» **Supplied information**:
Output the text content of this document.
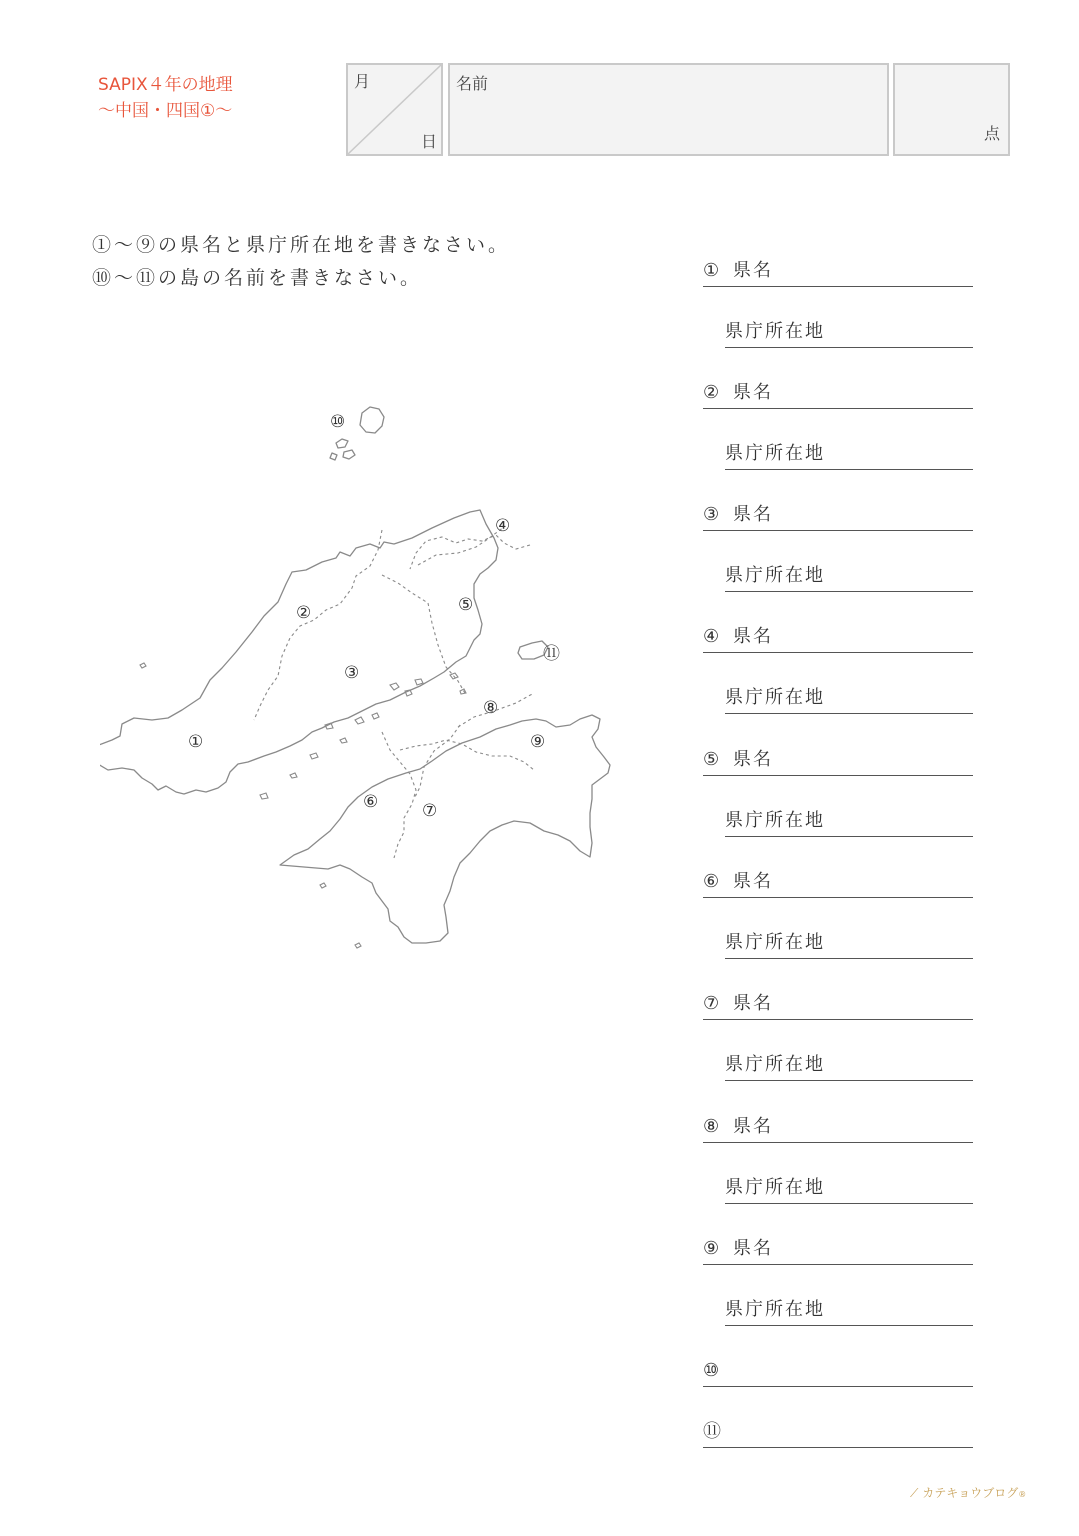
SAPIX４年の地理
〜中国・四国①〜
月
日
名前
点
①〜⑨の県名と県庁所在地を書きなさい。
⑩〜⑪の島の名前を書きなさい。	① 県名
県庁所在地
② 県名
県庁所在地
③ 県名
県庁所在地
④ 県名
県庁所在地
⑤ 県名
県庁所在地
⑥ 県名
県庁所在地
⑦ 県名
県庁所在地
⑧ 県名
県庁所在地
⑨ 県名
県庁所在地
⑩
⑪
①
②
③
④
⑤
⑥	⑦
⑧
⑨
⑩
⑪
⟋ カテキョウブログ®
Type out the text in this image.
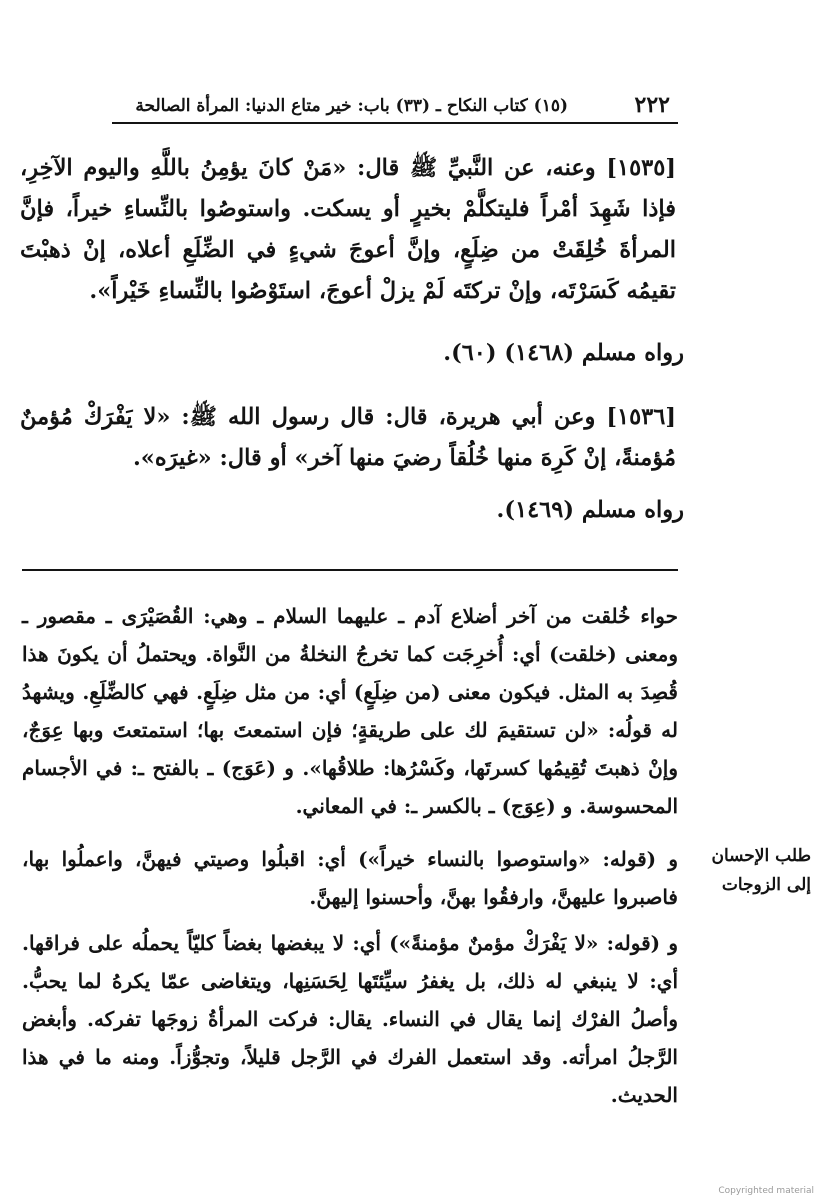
٢٢٢
(١٥) كتاب النكاح ـ (٣٣) باب: خير متاع الدنيا: المرأة الصالحة
[١٥٣٥] وعنه، عن النَّبيِّ ﷺ قال: «مَنْ كانَ يؤمِنُ باللَّهِ واليوم الآخِرِ، فإذا شَهِدَ أمْراً فليتكلَّمْ بخيرٍ أو يسكت. واستوصُوا بالنِّساءِ خيراً، فإنَّ المرأةَ خُلِقَتْ من ضِلَعٍ، وإنَّ أعوجَ شيءٍ في الضِّلَعِ أعلاه، إنْ ذهبْتَ تقيمُه كَسَرْتَه، وإنْ تركتَه لَمْ يزلْ أعوجَ، استَوْصُوا بالنِّساءِ خَيْراً».
رواه مسلم (١٤٦٨) (٦٠).
[١٥٣٦] وعن أبي هريرة، قال: قال رسول الله ﷺ: «لا يَفْرَكْ مُؤمنٌ مُؤمنةً، إنْ كَرِهَ منها خُلُقاً رضيَ منها آخر» أو قال: «غيرَه».
رواه مسلم (١٤٦٩).
حواء خُلقت من آخر أضلاع آدم ـ عليهما السلام ـ وهي: القُصَيْرَى ـ مقصور ـ ومعنى (خلقت) أي: أُخرِجَت كما تخرجُ النخلةُ من النَّواة. ويحتملُ أن يكونَ هذا قُصِدَ به المثل. فيكون معنى (من ضِلَعٍ) أي: من مثل ضِلَعٍ. فهي كالضِّلَعِ. ويشهدُ له قولُه: «لن تستقيمَ لك على طريقةٍ؛ فإن استمعتَ بها؛ استمتعتَ وبها عِوَجٌ، وإنْ ذهبتَ تُقِيمُها كسرتَها، وكَسْرُها: طلاقُها». و (عَوَج) ـ بالفتح ـ: في الأجسام المحسوسة. و (عِوَج) ـ بالكسر ـ: في المعاني.
و (قوله: «واستوصوا بالنساء خيراً») أي: اقبلُوا وصيتي فيهنَّ، واعملُوا بها، فاصبروا عليهنَّ، وارفقُوا بهنَّ، وأحسنوا إليهنَّ.
و (قوله: «لا يَفْرَكْ مؤمنٌ مؤمنةً») أي: لا يبغضها بغضاً كليّاً يحملُه على فراقها. أي: لا ينبغي له ذلك، بل يغفرُ سيِّئتَها لِحَسَنِها، ويتغاضى عمّا يكرهُ لما يحبُّ. وأصلُ الفرْك إنما يقال في النساء. يقال: فركت المرأةُ زوجَها تفركه. وأبغض الرَّجلُ امرأته. وقد استعمل الفرك في الرَّجل قليلاً، وتجوُّزاً. ومنه ما في هذا الحديث.
طلب الإحسان
إلى الزوجات
Copyrighted material
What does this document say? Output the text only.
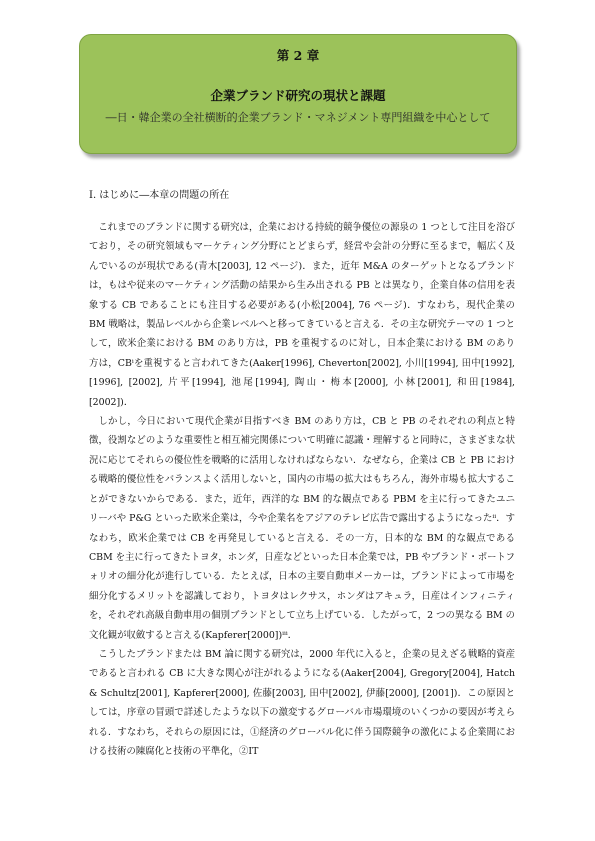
第 2 章
企業ブランド研究の現状と課題
―日・韓企業の全社横断的企業ブランド・マネジメント専門組織を中心として
Ⅰ. はじめに―本章の問題の所在

これまでのブランドに関する研究は，企業における持続的競争優位の源泉の 1 つとして注目を浴びており，その研究領域もマーケティング分野にとどまらず，経営や会計の分野に至るまで，幅広く及んでいるのが現状である(青木[2003], 12 ページ)．また，近年 M&A のターゲットとなるブランドは，もはや従来のマーケティング活動の結果から生み出される PB とは異なり，企業自体の信用を表象する CB であることにも注目する必要がある(小松[2004], 76 ページ)．すなわち，現代企業の BM 戦略は，製品レベルから企業レベルへと移ってきていると言える．その主な研究テーマの 1 つとして，欧米企業における BM のあり方は，PB を重視するのに対し，日本企業における BM のあり方は，CBⁱを重視すると言われてきた(Aaker[1996], Cheverton[2002], 小川[1994], 田中[1992], [1996], [2002], 片平[1994], 池尾[1994], 陶山・梅本[2000], 小林[2001], 和田[1984], [2002])．

しかし，今日において現代企業が目指すべき BM のあり方は，CB と PB のそれぞれの利点と特徴，役割などのような重要性と相互補完関係について明確に認識・理解すると同時に，さまざまな状況に応じてそれらの優位性を戦略的に活用しなければならない．なぜなら，企業は CB と PB における戦略的優位性をバランスよく活用しないと，国内の市場の拡大はもちろん，海外市場も拡大することができないからである．また，近年，西洋的な BM 的な観点である PBM を主に行ってきたユニリーバや P&G といった欧米企業は，今や企業名をアジアのテレビ広告で露出するようになったⁱⁱ．すなわち，欧米企業では CB を再発見していると言える．その一方，日本的な BM 的な観点である CBM を主に行ってきたトヨタ，ホンダ，日産などといった日本企業では，PB やブランド・ポートフォリオの細分化が進行している．たとえば，日本の主要自動車メーカーは，ブランドによって市場を細分化するメリットを認識しており，トヨタはレクサス，ホンダはアキュラ，日産はインフィニティを，それぞれ高級自動車用の個別ブランドとして立ち上げている．したがって，2 つの異なる BM の文化観が収斂すると言える(Kapferer[2000])ⁱⁱⁱ．

こうしたブランドまたは BM 論に関する研究は，2000 年代に入ると，企業の見えざる戦略的資産であると言われる CB に大きな関心が注がれるようになる(Aaker[2004], Gregory[2004], Hatch & Schultz[2001], Kapferer[2000], 佐藤[2003], 田中[2002], 伊藤[2000], [2001])．この原因としては，序章の冒頭で詳述したような以下の激変するグローバル市場環境のいくつかの要因が考えられる．すなわち，それらの原因には，①経済のグローバル化に伴う国際競争の激化による企業間における技術の陳腐化と技術の平準化，②IT
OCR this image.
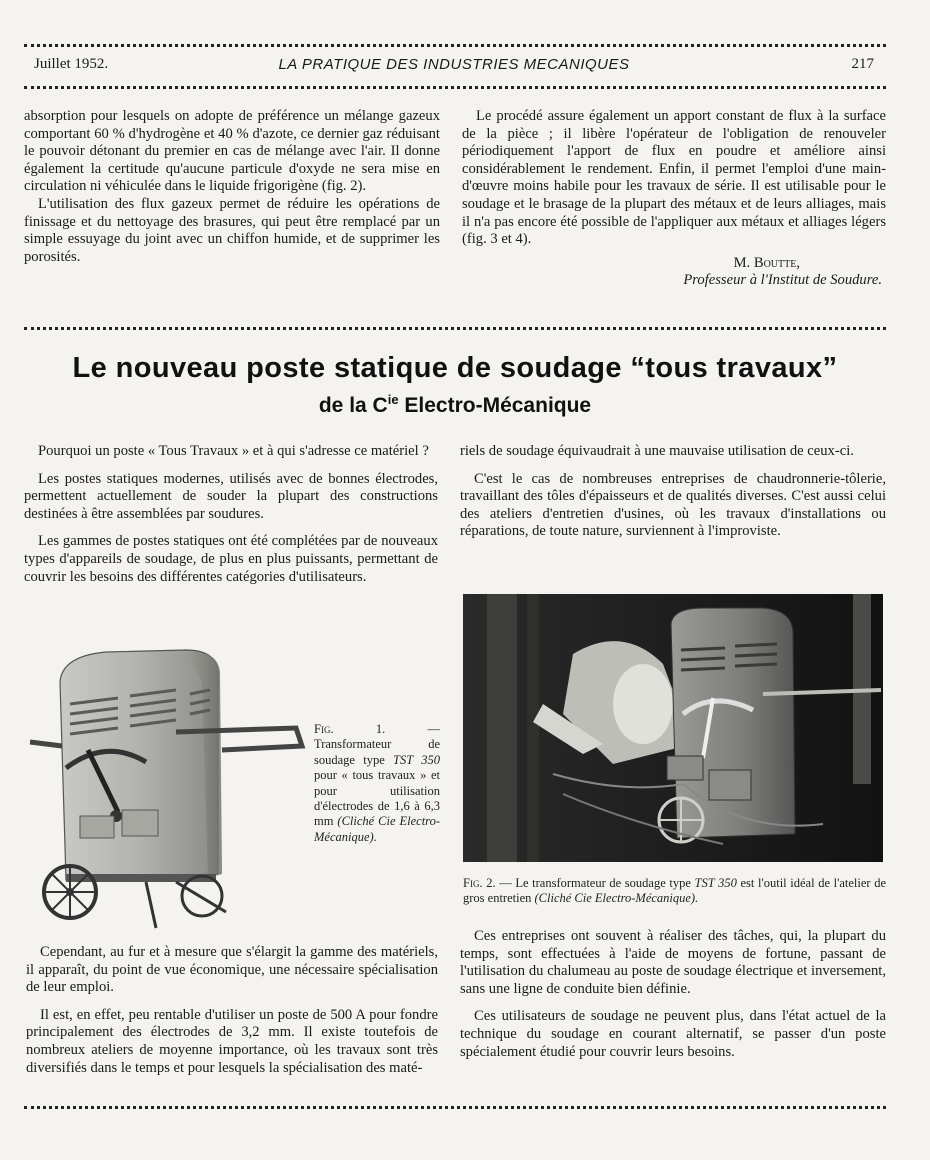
Juillet 1952.	LA PRATIQUE DES INDUSTRIES MECANIQUES	217

absorption pour lesquels on adopte de préférence un mélange gazeux comportant 60 % d'hydrogène et 40 % d'azote, ce dernier gaz réduisant le pouvoir détonant du premier en cas de mélange avec l'air. Il donne également la certitude qu'aucune particule d'oxyde ne sera mise en circulation ni véhiculée dans le liquide frigorigène (fig. 2).

L'utilisation des flux gazeux permet de réduire les opérations de finissage et du nettoyage des brasures, qui peut être remplacé par un simple essuyage du joint avec un chiffon humide, et de supprimer les porosités.

Le procédé assure également un apport constant de flux à la surface de la pièce ; il libère l'opérateur de l'obligation de renouveler périodiquement l'apport de flux en poudre et améliore ainsi considérablement le rendement. Enfin, il permet l'emploi d'une main-d'œuvre moins habile pour les travaux de série. Il est utilisable pour le soudage et le brasage de la plupart des métaux et de leurs alliages, mais il n'a pas encore été possible de l'appliquer aux métaux et alliages légers (fig. 3 et 4).

M. Boutte,
Professeur à l'Institut de Soudure.
Le nouveau poste statique de soudage “tous travaux”
de la $C^{ie}$ Electro-Mécanique

Pourquoi un poste « Tous Travaux » et à qui s'adresse ce matériel ?

Les postes statiques modernes, utilisés avec de bonnes électrodes, permettent actuellement de souder la plupart des constructions destinées à être assemblées par soudures.

Les gammes de postes statiques ont été complétées par de nouveaux types d'appareils de soudage, de plus en plus puissants, permettant de couvrir les besoins des différentes catégories d'utilisateurs.

Fig. 1. — Transformateur de soudage type TST 350 pour « tous travaux » et pour utilisation d'électrodes de 1,6 à 6,3 mm (Cliché Cie Electro-Mécanique).

Cependant, au fur et à mesure que s'élargit la gamme des matériels, il apparaît, du point de vue économique, une nécessaire spécialisation de leur emploi.

Il est, en effet, peu rentable d'utiliser un poste de 500 A pour fondre principalement des électrodes de 3,2 mm. Il existe toutefois de nombreux ateliers de moyenne importance, où les travaux sont très diversifiés dans le temps et pour lesquels la spécialisation des maté-

riels de soudage équivaudrait à une mauvaise utilisation de ceux-ci.

C'est le cas de nombreuses entreprises de chaudronnerie-tôlerie, travaillant des tôles d'épaisseurs et de qualités diverses. C'est aussi celui des ateliers d'entretien d'usines, où les travaux d'installations ou réparations, de toute nature, surviennent à l'improviste.

Fig. 2. — Le transformateur de soudage type TST 350 est l'outil idéal de l'atelier de gros entretien (Cliché Cie Electro-Mécanique).

Ces entreprises ont souvent à réaliser des tâches, qui, la plupart du temps, sont effectuées à l'aide de moyens de fortune, passant de l'utilisation du chalumeau au poste de soudage électrique et inversement, sans une ligne de conduite bien définie.

Ces utilisateurs de soudage ne peuvent plus, dans l'état actuel de la technique du soudage en courant alternatif, se passer d'un poste spécialement étudié pour couvrir leurs besoins.
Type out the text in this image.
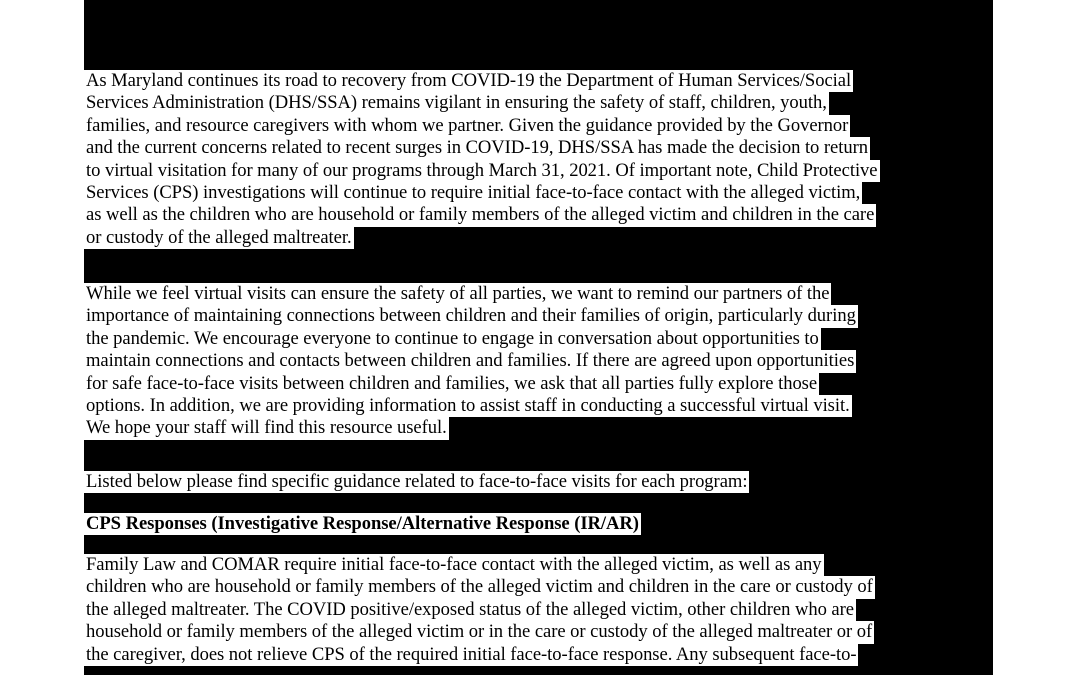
As Maryland continues its road to recovery from COVID-19 the Department of Human Services/Social
Services Administration (DHS/SSA) remains vigilant in ensuring the safety of staff, children, youth,
families, and resource caregivers with whom we partner. Given the guidance provided by the Governor
and the current concerns related to recent surges in COVID-19, DHS/SSA has made the decision to return
to virtual visitation for many of our programs through March 31, 2021. Of important note, Child Protective
Services (CPS) investigations will continue to require initial face-to-face contact with the alleged victim,
as well as the children who are household or family members of the alleged victim and children in the care
or custody of the alleged maltreater.
While we feel virtual visits can ensure the safety of all parties, we want to remind our partners of the
importance of maintaining connections between children and their families of origin, particularly during
the pandemic. We encourage everyone to continue to engage in conversation about opportunities to
maintain connections and contacts between children and families. If there are agreed upon opportunities
for safe face-to-face visits between children and families, we ask that all parties fully explore those
options. In addition, we are providing information to assist staff in conducting a successful virtual visit.
We hope your staff will find this resource useful.
Listed below please find specific guidance related to face-to-face visits for each program:
CPS Responses (Investigative Response/Alternative Response (IR/AR)
Family Law and COMAR require initial face-to-face contact with the alleged victim, as well as any
children who are household or family members of the alleged victim and children in the care or custody of
the alleged maltreater. The COVID positive/exposed status of the alleged victim, other children who are
household or family members of the alleged victim or in the care or custody of the alleged maltreater or of
the caregiver, does not relieve CPS of the required initial face-to-face response. Any subsequent face-to-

» **Required work**: Where a line in the material contains "قوله", copy that line.

» **Output**:
و (قوله: «واستوصوا بالنساء خيراً») أي: اقبلُوا وصيتي فيهنَّ، واعملُوا بها، فاصبروا عليهنَّ، وارفقُوا بهنَّ، وأحسنوا إليهنَّ.
و (قوله: «لا يَفْرَكْ مؤمنٌ مؤمنةً») أي: لا يبغضها بغضاً كليّاً يحملُه على فراقها. أي: لا ينبغي له ذلك، بل يغفرُ سيِّئتَها لِحَسَنِها، ويتغاضى عمّا يكرهُ لما يحبُّ. وأصلُ الفرْك إنما يقال في النساء. يقال: فركت المرأةُ زوجَها تفركه. وأبغض الرَّجلُ امرأته. وقد استعمل الفرك في الرَّجل قليلاً، وتجوُّزاً. ومنه ما في هذا الحديث.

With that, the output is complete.